■ Tasks ■
[A] Answer these questions from the text on the Node.js crypto module:
(i) Which library's cryptographic functions does the crypto module wrap?
(ii) How long is a SHA-256 hash?
(iii) Which output formats may the argument to the digest method take?
[B] Resume the text on the Node.js crypto module, picking up right after its final sentence.

----- Excerpted text -----

How to use the crypto module

The crypto module is a wrapper for OpenSSL cryptographic functions. It supports calculating hashes, authentication with HMAC, ciphers, and more!

The crypto module is mostly useful as a tool for implementing cryptographic protocols such as TLS and https. For most users, the built-in tls module and https module should more than suffice. However, for the user that only wants to use small parts of what's needed for full-scale cryptography or is crazy/desperate enough to implement a protocol using OpenSSL and Node.js: Read on.


What Is A Hash?

A hash is a fixed-length string of bits that is procedurally and deterministically generated from some arbitrary block of source data. Some important properties of these hashes (the type useful for cryptography) include:

  • Fixed length: This means that, no matter what the input, the length of the hash is the same. For example, SHA-256 hashes are always 256 bits long whether the input data is a few bits or a few gigabytes.

  • Deterministic: For the same input, you should expect to be able to calculate exactly the same hash. This makes hashes useful for checksums.

  • Collision-Resistant: A collision is when the same hash is generated for two different input blocks of data. Hash algorithms are designed to be extremely unlikely to have collisions -- just how unlikely is a property of the hash algorithm. The importance of this property depends on the use case.

  • Unidirectional: A good hash algorithm is easy to apply, but hard to undo. This means that, given a hash, there isn't any reasonable way to find out what the original piece of data was.

Hash Algorithms That Work With Crypto

The hashes that work with crypto are dependent on what your version of OpenSSL supports. If you have a new enough version of OpenSSL, you can get a list of hash types your OpenSSL supports by typing openssl list-message-digest-algorithms into the command line. For older versions, simply type openssl list-message-digest-commands instead!

One of the most common hash algorithms is SHA-256. Older popular types like SHA-1 or MD5 are not secure any more and should not be used.

How To Calculate Hashes with Crypto

Crypto has a method called createHash which allows you to calculate a hash. Its only argument is a string representing the hash. This example finds the SHA-256 hash for the string, "Man oh man do I love node!":

  .update("Man oh man do I love node!")

The update method is used to push data to later be turned into a hash with the digest method. update can be invoked multiple times to ingest streaming data, such as buffers from a file read stream. The argument for digest represents the output format, and may either be "binary", "hex" or "base64". It defaults to binary.

----- Records shown -----

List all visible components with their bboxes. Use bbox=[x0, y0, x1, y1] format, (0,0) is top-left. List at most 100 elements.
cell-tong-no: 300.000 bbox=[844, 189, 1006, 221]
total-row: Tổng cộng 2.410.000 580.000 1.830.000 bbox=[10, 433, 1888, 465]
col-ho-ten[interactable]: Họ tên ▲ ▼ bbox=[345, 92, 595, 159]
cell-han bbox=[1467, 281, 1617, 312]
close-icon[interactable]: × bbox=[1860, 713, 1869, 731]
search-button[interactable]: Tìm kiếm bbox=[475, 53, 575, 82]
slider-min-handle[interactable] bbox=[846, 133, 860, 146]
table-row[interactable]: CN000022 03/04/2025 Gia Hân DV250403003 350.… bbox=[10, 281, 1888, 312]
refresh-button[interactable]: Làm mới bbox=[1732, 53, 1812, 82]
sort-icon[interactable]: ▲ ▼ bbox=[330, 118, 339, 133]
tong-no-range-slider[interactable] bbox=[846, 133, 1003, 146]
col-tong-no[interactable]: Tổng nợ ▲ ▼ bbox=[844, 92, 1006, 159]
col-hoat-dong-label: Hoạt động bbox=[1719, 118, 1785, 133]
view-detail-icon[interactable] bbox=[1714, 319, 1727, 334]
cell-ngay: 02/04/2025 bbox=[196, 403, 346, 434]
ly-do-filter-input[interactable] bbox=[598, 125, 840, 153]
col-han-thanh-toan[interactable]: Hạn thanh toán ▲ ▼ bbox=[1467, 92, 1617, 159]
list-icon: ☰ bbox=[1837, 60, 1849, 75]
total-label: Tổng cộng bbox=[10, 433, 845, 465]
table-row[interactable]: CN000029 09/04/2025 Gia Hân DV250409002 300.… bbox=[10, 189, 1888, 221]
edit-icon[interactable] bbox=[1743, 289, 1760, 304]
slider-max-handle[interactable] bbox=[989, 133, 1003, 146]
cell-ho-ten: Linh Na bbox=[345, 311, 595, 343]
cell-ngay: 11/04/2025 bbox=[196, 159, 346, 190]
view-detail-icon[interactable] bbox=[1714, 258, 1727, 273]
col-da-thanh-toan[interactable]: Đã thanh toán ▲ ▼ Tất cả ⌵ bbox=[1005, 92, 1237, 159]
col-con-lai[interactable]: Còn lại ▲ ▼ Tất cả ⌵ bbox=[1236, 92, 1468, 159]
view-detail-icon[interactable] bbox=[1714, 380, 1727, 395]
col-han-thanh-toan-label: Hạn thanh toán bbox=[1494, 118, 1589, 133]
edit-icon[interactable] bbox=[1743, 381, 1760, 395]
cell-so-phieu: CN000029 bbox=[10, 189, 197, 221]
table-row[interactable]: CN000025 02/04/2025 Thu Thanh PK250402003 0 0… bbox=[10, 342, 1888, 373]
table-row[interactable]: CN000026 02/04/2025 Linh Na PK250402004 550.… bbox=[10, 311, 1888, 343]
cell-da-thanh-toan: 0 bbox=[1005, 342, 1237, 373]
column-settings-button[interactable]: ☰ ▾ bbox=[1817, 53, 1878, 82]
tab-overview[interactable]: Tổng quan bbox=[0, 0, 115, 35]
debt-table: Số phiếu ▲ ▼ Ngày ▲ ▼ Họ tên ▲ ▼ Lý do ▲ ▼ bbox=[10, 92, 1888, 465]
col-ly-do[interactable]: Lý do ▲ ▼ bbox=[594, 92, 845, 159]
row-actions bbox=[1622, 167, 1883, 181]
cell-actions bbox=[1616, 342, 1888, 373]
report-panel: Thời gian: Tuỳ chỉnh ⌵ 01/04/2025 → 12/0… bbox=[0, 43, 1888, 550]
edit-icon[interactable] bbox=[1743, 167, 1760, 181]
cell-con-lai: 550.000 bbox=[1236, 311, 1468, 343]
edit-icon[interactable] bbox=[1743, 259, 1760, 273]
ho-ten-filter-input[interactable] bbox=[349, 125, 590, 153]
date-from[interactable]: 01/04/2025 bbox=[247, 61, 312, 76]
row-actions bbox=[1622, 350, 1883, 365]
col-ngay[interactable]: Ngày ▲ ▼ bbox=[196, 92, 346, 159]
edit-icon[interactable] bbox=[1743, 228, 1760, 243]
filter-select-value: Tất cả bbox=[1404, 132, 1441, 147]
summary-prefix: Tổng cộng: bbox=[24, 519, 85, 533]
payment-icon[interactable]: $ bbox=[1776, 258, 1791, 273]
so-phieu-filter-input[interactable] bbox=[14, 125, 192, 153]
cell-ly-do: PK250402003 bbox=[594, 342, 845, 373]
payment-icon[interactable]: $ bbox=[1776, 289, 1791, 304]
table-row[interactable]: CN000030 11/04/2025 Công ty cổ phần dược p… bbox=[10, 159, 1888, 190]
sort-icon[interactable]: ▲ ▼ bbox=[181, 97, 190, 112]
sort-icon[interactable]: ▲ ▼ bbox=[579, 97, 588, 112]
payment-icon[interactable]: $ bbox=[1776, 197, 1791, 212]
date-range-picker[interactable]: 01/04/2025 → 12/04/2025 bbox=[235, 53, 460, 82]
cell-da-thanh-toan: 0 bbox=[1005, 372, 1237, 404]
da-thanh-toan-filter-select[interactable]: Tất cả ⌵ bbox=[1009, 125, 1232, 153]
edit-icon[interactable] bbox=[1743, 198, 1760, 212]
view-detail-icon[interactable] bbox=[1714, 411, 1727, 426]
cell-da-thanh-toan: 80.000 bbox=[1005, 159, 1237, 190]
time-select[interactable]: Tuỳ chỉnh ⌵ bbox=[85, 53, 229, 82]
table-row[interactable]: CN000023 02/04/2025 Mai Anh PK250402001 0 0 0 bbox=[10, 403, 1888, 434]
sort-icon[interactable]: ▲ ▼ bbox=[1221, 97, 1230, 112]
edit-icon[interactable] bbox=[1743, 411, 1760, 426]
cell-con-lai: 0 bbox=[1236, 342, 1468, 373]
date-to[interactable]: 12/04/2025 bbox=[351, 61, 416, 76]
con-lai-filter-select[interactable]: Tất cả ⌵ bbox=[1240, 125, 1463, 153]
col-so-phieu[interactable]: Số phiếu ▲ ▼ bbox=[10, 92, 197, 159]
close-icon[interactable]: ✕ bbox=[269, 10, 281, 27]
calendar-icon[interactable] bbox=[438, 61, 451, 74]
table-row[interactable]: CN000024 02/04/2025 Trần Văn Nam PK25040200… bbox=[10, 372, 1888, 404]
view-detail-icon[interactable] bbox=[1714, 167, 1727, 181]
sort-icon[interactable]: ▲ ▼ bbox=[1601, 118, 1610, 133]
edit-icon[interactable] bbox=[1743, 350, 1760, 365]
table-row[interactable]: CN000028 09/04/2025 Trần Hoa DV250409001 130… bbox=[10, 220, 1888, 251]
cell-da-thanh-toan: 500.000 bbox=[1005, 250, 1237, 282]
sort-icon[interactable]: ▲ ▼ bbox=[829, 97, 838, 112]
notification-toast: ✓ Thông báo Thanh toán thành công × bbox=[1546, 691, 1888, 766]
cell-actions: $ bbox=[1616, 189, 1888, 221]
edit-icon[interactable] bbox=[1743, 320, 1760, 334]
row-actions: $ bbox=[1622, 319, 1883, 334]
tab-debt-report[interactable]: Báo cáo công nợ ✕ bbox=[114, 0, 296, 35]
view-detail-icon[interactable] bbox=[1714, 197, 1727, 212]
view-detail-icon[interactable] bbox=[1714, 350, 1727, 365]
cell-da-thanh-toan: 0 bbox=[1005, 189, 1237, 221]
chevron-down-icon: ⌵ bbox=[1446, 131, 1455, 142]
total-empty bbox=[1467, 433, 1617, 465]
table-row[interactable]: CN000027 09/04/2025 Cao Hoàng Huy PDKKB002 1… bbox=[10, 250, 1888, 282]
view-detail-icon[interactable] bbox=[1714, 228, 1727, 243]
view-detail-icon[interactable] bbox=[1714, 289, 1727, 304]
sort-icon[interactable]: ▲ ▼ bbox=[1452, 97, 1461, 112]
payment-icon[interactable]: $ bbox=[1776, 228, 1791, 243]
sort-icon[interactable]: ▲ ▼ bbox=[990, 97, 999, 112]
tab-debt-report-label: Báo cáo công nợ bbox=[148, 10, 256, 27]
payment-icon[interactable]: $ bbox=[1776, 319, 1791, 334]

-----

■ Answers to the tasks ■
[A]
(i) OpenSSL.
(ii) 256 bits.
(iii) "binary", "hex" or "base64".

[B]
HMAC stands for Hash-based Message Authentication Code, and is a process for applying a hash algorithm to both data and a secret key that results in a single final hash. Its use is similar to that of a vanilla hash, but also allows to check the authenticity of data as well as the integrity of said data (as you can using SHA-256 checksums).

The API for hmacs is very similar to that of createHash, except that the method is called createHmac and it takes a key as a second argument:

require("crypto").createHmac("sha256", "password")
  .update("If you love node so much why don't you marry it?")

The resulting SHA-256 hash is unique to both the input data and the key.


Ciphers allow you to encode and decode messages given a password.

Cipher Algorithms That Work With Crypto

Like crypto's hash algorithms, the cyphers that work with crypto are dependent on what your version of OpenSSL supports. You can get a list of hash types your OpenSSL supports by typing openssl list-cipher-commands into the command line for older versions, or openssl list-cipher-algorithms for newer versions of OpenSSL. OpenSSL supports many ciphers; A good and popular one is AES_256.

How To Use Cipher Algorithms with Crypto:

Crypto comes with two methods for ciphering and deciphering:

  • crypto.createCipheriv(algorithm, key, iv)
  • crypto.createDecipheriv(algorithm, key, iv)

Both of these methods take arguments similarly to createHmac. They also both have analogous update functions. However, each use of update returns a chunk of the encoded/decoded data instead of requiring one to call digest to get the result. Moreover, after encoding (or decoding) your data, you will likely have to call the final method to get the last chunk of encoded information.

Another important addition in the cipher method is of the iv or initialization vector. Initialization vectors should be unpredictable and unique, typically required to be random or pseudorandom. Randomization is crucial for encryption schemes to achieve semantic security, a property whereby repeated usage of the scheme under the same key does not allow an attacker to infer relationships between segments of the encrypted message.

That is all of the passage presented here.